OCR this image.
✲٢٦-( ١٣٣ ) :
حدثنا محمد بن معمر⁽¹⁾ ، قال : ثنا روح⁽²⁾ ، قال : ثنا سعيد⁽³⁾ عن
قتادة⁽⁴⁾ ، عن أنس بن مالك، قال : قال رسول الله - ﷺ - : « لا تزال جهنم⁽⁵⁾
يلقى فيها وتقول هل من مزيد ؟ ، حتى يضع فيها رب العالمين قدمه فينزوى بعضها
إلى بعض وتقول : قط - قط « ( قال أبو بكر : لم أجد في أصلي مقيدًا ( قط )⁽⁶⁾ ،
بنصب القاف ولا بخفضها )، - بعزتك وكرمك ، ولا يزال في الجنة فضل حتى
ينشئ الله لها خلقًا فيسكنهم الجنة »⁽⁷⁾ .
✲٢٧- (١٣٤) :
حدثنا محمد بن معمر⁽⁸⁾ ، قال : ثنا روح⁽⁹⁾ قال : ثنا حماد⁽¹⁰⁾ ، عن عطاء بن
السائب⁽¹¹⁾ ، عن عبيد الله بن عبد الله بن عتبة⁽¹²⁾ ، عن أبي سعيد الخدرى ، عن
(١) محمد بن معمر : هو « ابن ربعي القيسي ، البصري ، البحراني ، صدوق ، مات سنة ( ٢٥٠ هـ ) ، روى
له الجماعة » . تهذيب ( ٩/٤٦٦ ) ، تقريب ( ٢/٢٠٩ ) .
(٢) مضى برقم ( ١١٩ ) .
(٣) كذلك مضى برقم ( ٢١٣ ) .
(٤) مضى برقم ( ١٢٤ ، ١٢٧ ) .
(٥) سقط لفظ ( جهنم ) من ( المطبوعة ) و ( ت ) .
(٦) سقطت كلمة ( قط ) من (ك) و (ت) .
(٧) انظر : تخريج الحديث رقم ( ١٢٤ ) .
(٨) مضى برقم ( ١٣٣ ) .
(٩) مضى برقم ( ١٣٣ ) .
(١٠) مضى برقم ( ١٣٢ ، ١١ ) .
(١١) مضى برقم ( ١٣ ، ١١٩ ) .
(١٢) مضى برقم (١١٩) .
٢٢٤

****************

Given exercise:
From the material above, gather all lines that include the string "برقم" and copy them.

Full output:
(٢) مضى برقم ( ١١٩ ) .
(٣) كذلك مضى برقم ( ٢١٣ ) .
(٤) مضى برقم ( ١٢٤ ، ١٢٧ ) .
(٨) مضى برقم ( ١٣٣ ) .
(٩) مضى برقم ( ١٣٣ ) .
(١٠) مضى برقم ( ١٣٢ ، ١١ ) .
(١١) مضى برقم ( ١٣ ، ١١٩ ) .
(١٢) مضى برقم (١١٩) .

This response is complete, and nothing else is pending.